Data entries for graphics
********

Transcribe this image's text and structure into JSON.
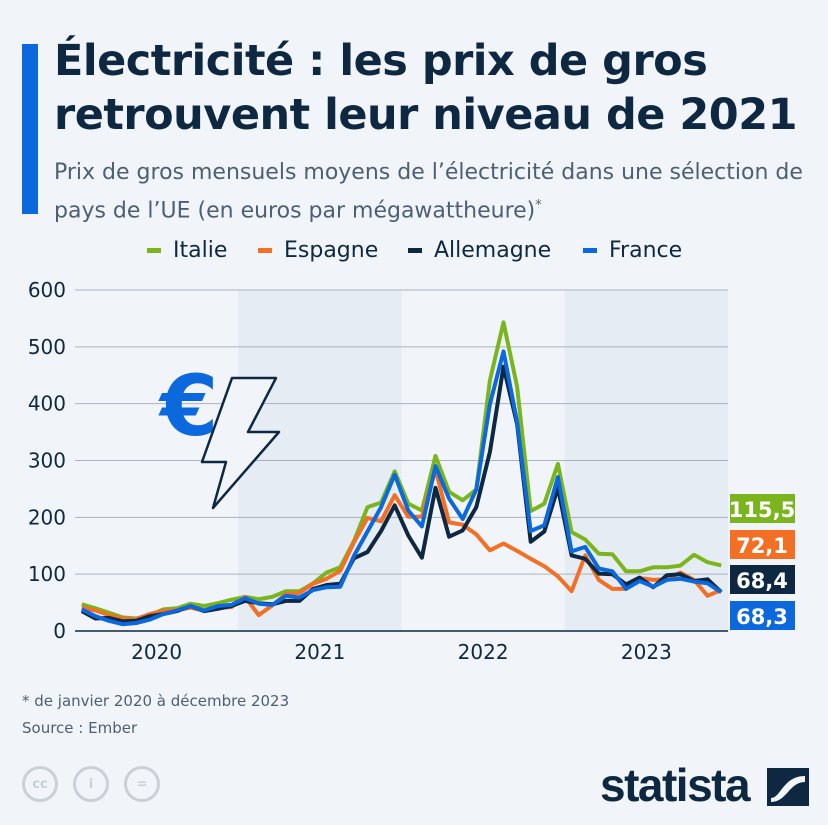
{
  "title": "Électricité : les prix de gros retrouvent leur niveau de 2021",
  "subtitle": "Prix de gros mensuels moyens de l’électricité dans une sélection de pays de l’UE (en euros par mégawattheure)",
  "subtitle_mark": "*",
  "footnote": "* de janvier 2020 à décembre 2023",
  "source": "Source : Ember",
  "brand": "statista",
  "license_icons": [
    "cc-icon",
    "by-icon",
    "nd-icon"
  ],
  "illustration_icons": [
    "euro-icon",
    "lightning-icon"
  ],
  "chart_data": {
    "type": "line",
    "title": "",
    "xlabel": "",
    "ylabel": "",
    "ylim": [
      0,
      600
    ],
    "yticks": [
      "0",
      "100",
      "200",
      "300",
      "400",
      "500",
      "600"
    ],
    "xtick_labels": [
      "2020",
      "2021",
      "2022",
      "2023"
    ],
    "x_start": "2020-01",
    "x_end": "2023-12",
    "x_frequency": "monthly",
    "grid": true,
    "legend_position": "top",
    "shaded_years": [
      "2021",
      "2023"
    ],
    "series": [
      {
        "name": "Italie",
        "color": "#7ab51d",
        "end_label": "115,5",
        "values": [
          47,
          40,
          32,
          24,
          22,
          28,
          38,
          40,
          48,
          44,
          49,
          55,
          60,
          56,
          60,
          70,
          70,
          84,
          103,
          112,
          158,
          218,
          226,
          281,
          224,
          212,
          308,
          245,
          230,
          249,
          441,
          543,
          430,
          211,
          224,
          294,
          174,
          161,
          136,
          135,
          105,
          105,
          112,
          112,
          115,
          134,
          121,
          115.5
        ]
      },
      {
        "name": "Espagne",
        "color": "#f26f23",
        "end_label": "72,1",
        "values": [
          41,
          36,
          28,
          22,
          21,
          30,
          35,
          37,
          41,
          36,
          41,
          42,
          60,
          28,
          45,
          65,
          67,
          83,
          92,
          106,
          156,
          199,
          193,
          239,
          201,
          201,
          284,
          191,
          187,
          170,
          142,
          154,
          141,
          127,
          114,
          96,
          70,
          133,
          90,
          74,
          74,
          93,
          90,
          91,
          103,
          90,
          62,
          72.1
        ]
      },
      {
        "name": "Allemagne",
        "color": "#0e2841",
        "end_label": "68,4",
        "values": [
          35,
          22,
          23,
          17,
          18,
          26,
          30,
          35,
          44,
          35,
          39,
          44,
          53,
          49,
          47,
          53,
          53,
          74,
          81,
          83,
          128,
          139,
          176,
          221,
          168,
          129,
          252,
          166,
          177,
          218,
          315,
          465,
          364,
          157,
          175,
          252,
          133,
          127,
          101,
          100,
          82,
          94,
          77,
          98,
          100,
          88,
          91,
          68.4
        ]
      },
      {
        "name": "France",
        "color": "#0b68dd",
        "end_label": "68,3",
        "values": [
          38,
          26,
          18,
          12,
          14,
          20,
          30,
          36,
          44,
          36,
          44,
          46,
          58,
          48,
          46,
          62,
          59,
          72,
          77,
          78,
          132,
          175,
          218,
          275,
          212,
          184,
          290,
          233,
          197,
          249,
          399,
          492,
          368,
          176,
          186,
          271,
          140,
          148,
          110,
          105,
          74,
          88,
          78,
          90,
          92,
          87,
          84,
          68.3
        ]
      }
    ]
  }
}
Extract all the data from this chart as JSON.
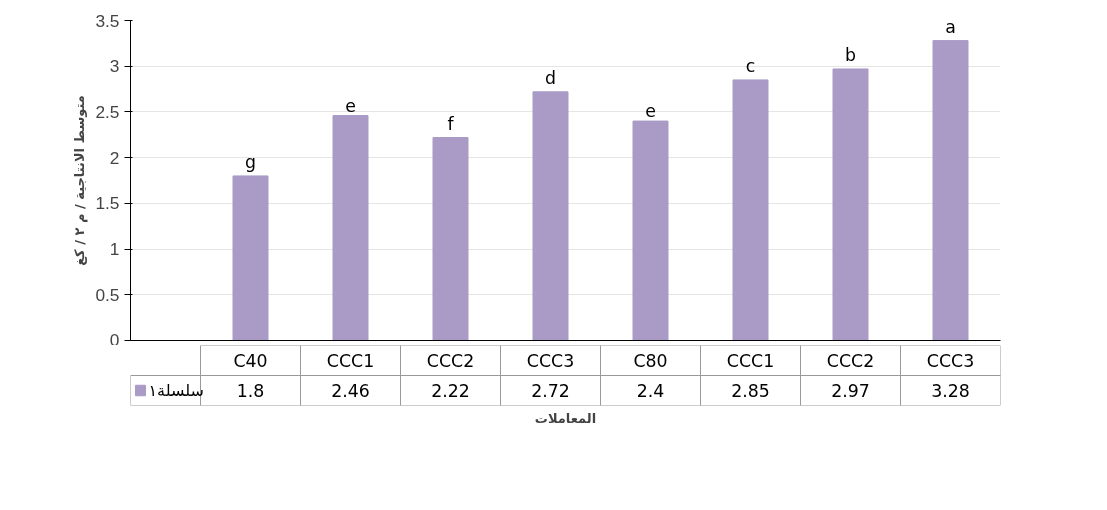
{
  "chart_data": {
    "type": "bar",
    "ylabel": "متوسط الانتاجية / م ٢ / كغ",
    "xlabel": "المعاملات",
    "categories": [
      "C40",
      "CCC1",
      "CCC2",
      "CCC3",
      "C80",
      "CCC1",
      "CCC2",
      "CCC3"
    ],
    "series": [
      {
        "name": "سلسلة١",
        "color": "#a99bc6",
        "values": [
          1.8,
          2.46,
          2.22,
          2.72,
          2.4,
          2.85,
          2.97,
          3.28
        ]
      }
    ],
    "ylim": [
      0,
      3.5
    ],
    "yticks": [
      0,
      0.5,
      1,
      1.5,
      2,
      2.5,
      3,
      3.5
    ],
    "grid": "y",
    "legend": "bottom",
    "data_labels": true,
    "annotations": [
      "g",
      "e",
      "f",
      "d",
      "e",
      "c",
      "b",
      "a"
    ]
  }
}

********

SET EXERCISE: Quote exactly the lines from the line that contains "Extract all the data from this chart as JSON." through the last line of the listing, please, leaving out all pictures.

ANSWER:
Extract all the data from this chart as JSON.
{
  "chart_data": {
    "type": "bar",
    "ylabel": "متوسط الانتاجية / م ٢ / كغ",
    "xlabel": "المعاملات",
    "categories": [
      "C40",
      "CCC1",
      "CCC2",
      "CCC3",
      "C80",
      "CCC1",
      "CCC2",
      "CCC3"
    ],
    "series": [
      {
        "name": "سلسلة١",
        "color": "#a99bc6",
        "values": [
          1.8,
          2.46,
          2.22,
          2.72,
          2.4,
          2.85,
          2.97,
          3.28
        ]
      }
    ],
    "ylim": [
      0,
      3.5
    ],
    "yticks": [
      0,
      0.5,
      1,
      1.5,
      2,
      2.5,
      3,
      3.5
    ],
    "grid": "y",
    "legend": "bottom",
    "data_labels": true,
    "annotations": [
      "g",
      "e",
      "f",
      "d",
      "e",
      "c",
      "b",
      "a"
    ]
  }
}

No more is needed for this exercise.